## Begin Data provided

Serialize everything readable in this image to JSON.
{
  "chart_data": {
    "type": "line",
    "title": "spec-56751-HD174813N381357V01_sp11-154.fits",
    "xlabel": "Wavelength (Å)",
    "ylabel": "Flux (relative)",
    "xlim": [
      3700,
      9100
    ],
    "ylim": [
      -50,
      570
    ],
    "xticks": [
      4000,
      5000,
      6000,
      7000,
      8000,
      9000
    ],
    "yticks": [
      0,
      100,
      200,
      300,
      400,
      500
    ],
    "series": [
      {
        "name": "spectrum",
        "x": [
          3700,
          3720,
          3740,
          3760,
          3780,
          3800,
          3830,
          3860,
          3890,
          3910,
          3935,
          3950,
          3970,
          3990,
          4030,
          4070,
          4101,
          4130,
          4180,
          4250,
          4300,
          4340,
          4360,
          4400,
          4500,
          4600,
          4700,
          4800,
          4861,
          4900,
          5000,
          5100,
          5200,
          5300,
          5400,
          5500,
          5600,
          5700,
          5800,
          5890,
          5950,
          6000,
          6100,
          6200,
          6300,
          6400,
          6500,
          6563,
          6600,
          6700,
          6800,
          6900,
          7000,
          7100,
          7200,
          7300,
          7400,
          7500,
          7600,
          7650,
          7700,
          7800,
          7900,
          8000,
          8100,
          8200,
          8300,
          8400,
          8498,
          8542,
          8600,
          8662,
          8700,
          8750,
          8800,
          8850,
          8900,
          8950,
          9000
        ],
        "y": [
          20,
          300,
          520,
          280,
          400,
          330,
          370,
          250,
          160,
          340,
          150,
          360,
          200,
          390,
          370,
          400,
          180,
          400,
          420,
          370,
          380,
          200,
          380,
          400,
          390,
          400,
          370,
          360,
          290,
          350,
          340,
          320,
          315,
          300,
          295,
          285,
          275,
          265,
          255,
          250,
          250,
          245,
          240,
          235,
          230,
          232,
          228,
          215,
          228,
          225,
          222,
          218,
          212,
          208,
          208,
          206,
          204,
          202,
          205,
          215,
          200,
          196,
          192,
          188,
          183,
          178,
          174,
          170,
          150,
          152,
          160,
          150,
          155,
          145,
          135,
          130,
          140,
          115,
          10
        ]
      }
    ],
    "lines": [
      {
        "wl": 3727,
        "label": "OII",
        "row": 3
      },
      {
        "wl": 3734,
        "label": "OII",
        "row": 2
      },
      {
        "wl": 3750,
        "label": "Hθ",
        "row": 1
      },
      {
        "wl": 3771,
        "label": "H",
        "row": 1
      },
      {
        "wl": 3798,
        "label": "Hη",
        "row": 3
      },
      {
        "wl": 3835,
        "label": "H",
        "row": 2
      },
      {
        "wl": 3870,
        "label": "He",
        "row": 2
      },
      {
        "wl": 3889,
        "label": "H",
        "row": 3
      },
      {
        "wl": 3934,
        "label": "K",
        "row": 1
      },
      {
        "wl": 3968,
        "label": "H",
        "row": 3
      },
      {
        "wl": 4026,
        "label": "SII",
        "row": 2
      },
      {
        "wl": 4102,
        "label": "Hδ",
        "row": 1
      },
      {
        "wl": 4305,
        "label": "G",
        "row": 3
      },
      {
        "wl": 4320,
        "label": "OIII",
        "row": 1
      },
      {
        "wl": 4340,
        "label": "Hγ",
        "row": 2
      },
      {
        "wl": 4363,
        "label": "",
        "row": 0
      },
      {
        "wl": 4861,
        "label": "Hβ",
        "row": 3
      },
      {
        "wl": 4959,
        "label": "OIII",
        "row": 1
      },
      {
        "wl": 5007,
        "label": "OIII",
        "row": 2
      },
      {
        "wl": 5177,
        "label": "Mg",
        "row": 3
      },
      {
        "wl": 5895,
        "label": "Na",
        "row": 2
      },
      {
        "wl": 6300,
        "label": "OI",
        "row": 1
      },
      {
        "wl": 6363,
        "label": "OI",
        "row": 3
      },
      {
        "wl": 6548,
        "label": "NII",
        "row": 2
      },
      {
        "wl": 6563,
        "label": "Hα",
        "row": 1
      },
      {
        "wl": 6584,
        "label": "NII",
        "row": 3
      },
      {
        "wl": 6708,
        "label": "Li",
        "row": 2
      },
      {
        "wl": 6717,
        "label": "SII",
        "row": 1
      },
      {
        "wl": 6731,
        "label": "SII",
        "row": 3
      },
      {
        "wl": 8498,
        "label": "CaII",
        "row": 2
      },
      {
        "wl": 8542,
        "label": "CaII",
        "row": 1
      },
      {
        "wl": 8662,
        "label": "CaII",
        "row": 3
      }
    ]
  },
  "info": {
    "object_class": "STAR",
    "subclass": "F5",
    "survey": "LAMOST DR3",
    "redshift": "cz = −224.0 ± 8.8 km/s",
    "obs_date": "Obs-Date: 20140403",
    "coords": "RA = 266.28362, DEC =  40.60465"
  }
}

## End Data provided

Print all the data exactly.

Serialize everything readable in this image to JSON.
{
  "chart_data": {
    "type": "line",
    "title": "spec-56751-HD174813N381357V01_sp11-154.fits",
    "xlabel": "Wavelength (Å)",
    "ylabel": "Flux (relative)",
    "xlim": [
      3700,
      9100
    ],
    "ylim": [
      -50,
      570
    ],
    "xticks": [
      4000,
      5000,
      6000,
      7000,
      8000,
      9000
    ],
    "yticks": [
      0,
      100,
      200,
      300,
      400,
      500
    ],
    "series": [
      {
        "name": "spectrum",
        "x": [
          3700,
          3720,
          3740,
          3760,
          3780,
          3800,
          3830,
          3860,
          3890,
          3910,
          3935,
          3950,
          3970,
          3990,
          4030,
          4070,
          4101,
          4130,
          4180,
          4250,
          4300,
          4340,
          4360,
          4400,
          4500,
          4600,
          4700,
          4800,
          4861,
          4900,
          5000,
          5100,
          5200,
          5300,
          5400,
          5500,
          5600,
          5700,
          5800,
          5890,
          5950,
          6000,
          6100,
          6200,
          6300,
          6400,
          6500,
          6563,
          6600,
          6700,
          6800,
          6900,
          7000,
          7100,
          7200,
          7300,
          7400,
          7500,
          7600,
          7650,
          7700,
          7800,
          7900,
          8000,
          8100,
          8200,
          8300,
          8400,
          8498,
          8542,
          8600,
          8662,
          8700,
          8750,
          8800,
          8850,
          8900,
          8950,
          9000
        ],
        "y": [
          20,
          300,
          520,
          280,
          400,
          330,
          370,
          250,
          160,
          340,
          150,
          360,
          200,
          390,
          370,
          400,
          180,
          400,
          420,
          370,
          380,
          200,
          380,
          400,
          390,
          400,
          370,
          360,
          290,
          350,
          340,
          320,
          315,
          300,
          295,
          285,
          275,
          265,
          255,
          250,
          250,
          245,
          240,
          235,
          230,
          232,
          228,
          215,
          228,
          225,
          222,
          218,
          212,
          208,
          208,
          206,
          204,
          202,
          205,
          215,
          200,
          196,
          192,
          188,
          183,
          178,
          174,
          170,
          150,
          152,
          160,
          150,
          155,
          145,
          135,
          130,
          140,
          115,
          10
        ]
      }
    ],
    "lines": [
      {
        "wl": 3727,
        "label": "OII",
        "row": 3
      },
      {
        "wl": 3734,
        "label": "OII",
        "row": 2
      },
      {
        "wl": 3750,
        "label": "Hθ",
        "row": 1
      },
      {
        "wl": 3771,
        "label": "H",
        "row": 1
      },
      {
        "wl": 3798,
        "label": "Hη",
        "row": 3
      },
      {
        "wl": 3835,
        "label": "H",
        "row": 2
      },
      {
        "wl": 3870,
        "label": "He",
        "row": 2
      },
      {
        "wl": 3889,
        "label": "H",
        "row": 3
      },
      {
        "wl": 3934,
        "label": "K",
        "row": 1
      },
      {
        "wl": 3968,
        "label": "H",
        "row": 3
      },
      {
        "wl": 4026,
        "label": "SII",
        "row": 2
      },
      {
        "wl": 4102,
        "label": "Hδ",
        "row": 1
      },
      {
        "wl": 4305,
        "label": "G",
        "row": 3
      },
      {
        "wl": 4320,
        "label": "OIII",
        "row": 1
      },
      {
        "wl": 4340,
        "label": "Hγ",
        "row": 2
      },
      {
        "wl": 4363,
        "label": "",
        "row": 0
      },
      {
        "wl": 4861,
        "label": "Hβ",
        "row": 3
      },
      {
        "wl": 4959,
        "label": "OIII",
        "row": 1
      },
      {
        "wl": 5007,
        "label": "OIII",
        "row": 2
      },
      {
        "wl": 5177,
        "label": "Mg",
        "row": 3
      },
      {
        "wl": 5895,
        "label": "Na",
        "row": 2
      },
      {
        "wl": 6300,
        "label": "OI",
        "row": 1
      },
      {
        "wl": 6363,
        "label": "OI",
        "row": 3
      },
      {
        "wl": 6548,
        "label": "NII",
        "row": 2
      },
      {
        "wl": 6563,
        "label": "Hα",
        "row": 1
      },
      {
        "wl": 6584,
        "label": "NII",
        "row": 3
      },
      {
        "wl": 6708,
        "label": "Li",
        "row": 2
      },
      {
        "wl": 6717,
        "label": "SII",
        "row": 1
      },
      {
        "wl": 6731,
        "label": "SII",
        "row": 3
      },
      {
        "wl": 8498,
        "label": "CaII",
        "row": 2
      },
      {
        "wl": 8542,
        "label": "CaII",
        "row": 1
      },
      {
        "wl": 8662,
        "label": "CaII",
        "row": 3
      }
    ]
  },
  "info": {
    "object_class": "STAR",
    "subclass": "F5",
    "survey": "LAMOST DR3",
    "redshift": "cz = −224.0 ± 8.8 km/s",
    "obs_date": "Obs-Date: 20140403",
    "coords": "RA = 266.28362, DEC =  40.60465"
  }
}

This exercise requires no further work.